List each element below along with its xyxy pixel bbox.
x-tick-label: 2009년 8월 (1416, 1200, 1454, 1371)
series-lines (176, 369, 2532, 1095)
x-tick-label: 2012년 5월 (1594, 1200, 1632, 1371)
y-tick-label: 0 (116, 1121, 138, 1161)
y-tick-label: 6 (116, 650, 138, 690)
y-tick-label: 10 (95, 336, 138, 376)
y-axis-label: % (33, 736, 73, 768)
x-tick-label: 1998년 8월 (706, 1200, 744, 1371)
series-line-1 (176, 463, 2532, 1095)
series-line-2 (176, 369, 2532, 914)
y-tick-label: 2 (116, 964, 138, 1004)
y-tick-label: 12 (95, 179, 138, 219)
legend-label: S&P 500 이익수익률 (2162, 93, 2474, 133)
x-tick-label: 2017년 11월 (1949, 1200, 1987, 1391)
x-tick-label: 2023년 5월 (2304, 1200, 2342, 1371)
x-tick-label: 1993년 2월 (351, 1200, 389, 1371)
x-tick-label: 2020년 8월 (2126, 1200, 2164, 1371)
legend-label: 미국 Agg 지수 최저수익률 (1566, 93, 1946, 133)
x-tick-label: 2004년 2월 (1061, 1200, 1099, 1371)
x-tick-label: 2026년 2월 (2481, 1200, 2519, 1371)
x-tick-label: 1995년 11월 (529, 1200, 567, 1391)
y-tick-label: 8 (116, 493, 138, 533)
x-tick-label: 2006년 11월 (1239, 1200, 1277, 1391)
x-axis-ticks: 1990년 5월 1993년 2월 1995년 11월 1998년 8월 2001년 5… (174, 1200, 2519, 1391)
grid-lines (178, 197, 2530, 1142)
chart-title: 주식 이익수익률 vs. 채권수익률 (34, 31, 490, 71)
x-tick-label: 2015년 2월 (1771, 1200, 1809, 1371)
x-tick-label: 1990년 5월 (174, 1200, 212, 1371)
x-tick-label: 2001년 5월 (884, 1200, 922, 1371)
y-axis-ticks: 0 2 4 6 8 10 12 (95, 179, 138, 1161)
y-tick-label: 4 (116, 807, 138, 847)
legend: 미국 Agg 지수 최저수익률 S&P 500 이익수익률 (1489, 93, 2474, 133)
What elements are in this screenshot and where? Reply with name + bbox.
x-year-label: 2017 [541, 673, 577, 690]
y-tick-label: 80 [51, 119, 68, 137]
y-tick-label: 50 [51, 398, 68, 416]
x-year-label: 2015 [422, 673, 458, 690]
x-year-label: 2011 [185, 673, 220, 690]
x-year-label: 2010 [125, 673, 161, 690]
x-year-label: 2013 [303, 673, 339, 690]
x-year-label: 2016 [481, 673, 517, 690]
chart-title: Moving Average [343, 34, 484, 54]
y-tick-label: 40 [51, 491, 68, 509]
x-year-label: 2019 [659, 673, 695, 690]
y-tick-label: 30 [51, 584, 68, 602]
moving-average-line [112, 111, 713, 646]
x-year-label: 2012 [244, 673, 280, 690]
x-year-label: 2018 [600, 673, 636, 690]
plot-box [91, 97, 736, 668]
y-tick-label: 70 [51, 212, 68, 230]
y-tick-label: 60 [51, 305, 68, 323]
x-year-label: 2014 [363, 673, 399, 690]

------------------------

▶ **SET TASK**:
Find every line in the records above that contains the string "이익수익률" and copy each one.

▶ **COMPLETED TASK**:
legend-label: S&P 500 이익수익률 (2162, 93, 2474, 133)
chart-title: 주식 이익수익률 vs. 채권수익률 (34, 31, 490, 71)
legend: 미국 Agg 지수 최저수익률 S&P 500 이익수익률 (1489, 93, 2474, 133)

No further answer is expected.